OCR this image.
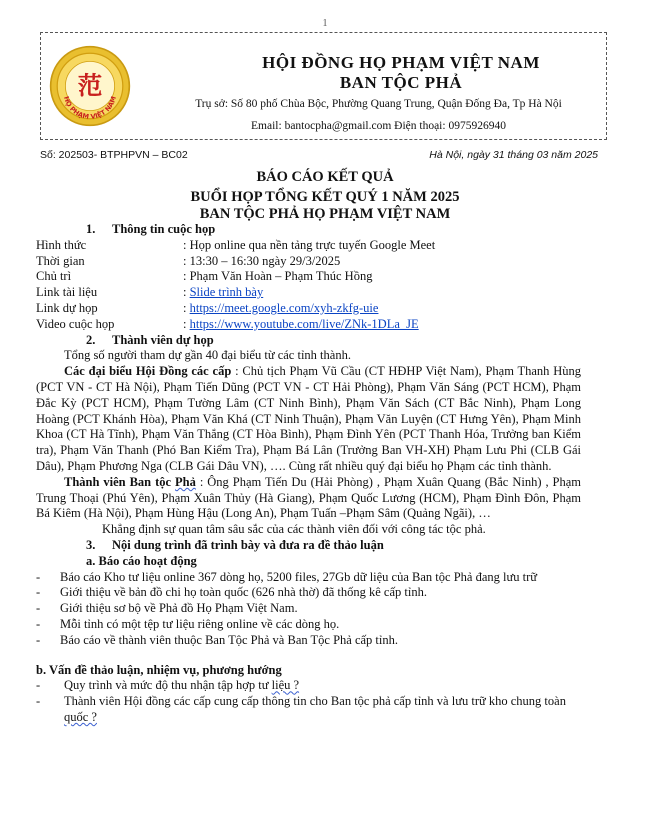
1
HỌ PHẠM VIỆT NAM
范
HỘI ĐỒNG HỌ PHẠM VIỆT NAM
BAN TỘC PHẢ
Trụ sở: Số 80 phố Chùa Bộc, Phường Quang Trung, Quận Đống Đa, Tp Hà Nội
Email: bantocpha@gmail.com Điện thoại: 0975926940
Số: 202503- BTPHPVN – BC02	Hà Nội, ngày 31 tháng 03 năm 2025
BÁO CÁO KẾT QUẢ
BUỔI HỌP TỔNG KẾT QUÝ 1 NĂM 2025
BAN TỘC PHẢ HỌ PHẠM VIỆT NAM
1. Thông tin cuộc họp
Hình thức	: Họp online qua nền tảng trực tuyến Google Meet
Thời gian	: 13:30 – 16:30 ngày 29/3/2025
Chủ trì	: Phạm Văn Hoàn – Phạm Thúc Hồng
Link tài liệu	: Slide trình bày
Link dự họp	: https://meet.google.com/xyh-zkfg-uie
Video cuộc họp	: https://www.youtube.com/live/ZNk-1DLa_JE
2. Thành viên dự họp
Tổng số người tham dự gần 40 đại biểu từ các tỉnh thành.
Các đại biểu Hội Đồng các cấp : Chủ tịch Phạm Vũ Cầu (CT HĐHP Việt Nam), Phạm Thanh Hùng (PCT VN - CT Hà Nội), Phạm Tiến Dũng (PCT VN - CT Hải Phòng), Phạm Văn Sáng (PCT HCM), Phạm Đắc Kỳ (PCT HCM), Phạm Tường Lâm (CT Ninh Bình), Phạm Văn Sách (CT Bắc Ninh), Phạm Long Hoàng (PCT Khánh Hòa), Phạm Văn Khá (CT Ninh Thuận), Phạm Văn Luyện (CT Hưng Yên), Phạm Minh Khoa (CT Hà Tĩnh), Phạm Văn Thắng (CT Hòa Bình), Phạm Đình Yên (PCT Thanh Hóa, Trưởng ban Kiểm tra), Phạm Văn Thanh (Phó Ban Kiểm Tra), Phạm Bá Lân (Trưởng Ban VH-XH) Phạm Lưu Phi (CLB Gái Dâu), Phạm Phương Nga (CLB Gái Dâu VN), …. Cùng rất nhiều quý đại biểu họ Phạm các tỉnh thành.
Thành viên Ban tộc Phả : Ông Phạm Tiến Du (Hải Phòng) , Phạm Xuân Quang (Bắc Ninh) , Phạm Trung Thoại (Phú Yên), Phạm Xuân Thủy (Hà Giang), Phạm Quốc Lương (HCM), Phạm Đình Đôn, Phạm Bá Kiêm (Hà Nội), Phạm Hùng Hậu (Long An), Phạm Tuấn –Phạm Sâm (Quảng Ngãi), …
Khẳng định sự quan tâm sâu sắc của các thành viên đối với công tác tộc phả.
3. Nội dung trình đã trình bày và đưa ra đề thảo luận
a. Báo cáo hoạt động
-	Báo cáo Kho tư liệu online 367 dòng họ, 5200 files, 27Gb dữ liệu của Ban tộc Phả đang lưu trữ
-	Giới thiệu về bản đồ chi họ toàn quốc (626 nhà thờ) đã thống kê cấp tỉnh.
-	Giới thiệu sơ bộ về Phả đồ Họ Phạm Việt Nam.
-	Mỗi tỉnh có một tệp tư liệu riêng online về các dòng họ.
-	Báo cáo về thành viên thuộc Ban Tộc Phả và Ban Tộc Phả cấp tỉnh.
b. Vấn đề thảo luận, nhiệm vụ, phương hướng
-	Quy trình và mức độ thu nhận tập hợp tư liệu ?
-	Thành viên Hội đồng các cấp cung cấp thông tin cho Ban tộc phả cấp tỉnh và lưu trữ kho chung toàn quốc ?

▸ **What is asked**
For each line in the data above that contains the string "cuộc", extract the line.

▸ **Result below**
1. Thông tin cuộc họp
Video cuộc họp	: https://www.youtube.com/live/ZNk-1DLa_JE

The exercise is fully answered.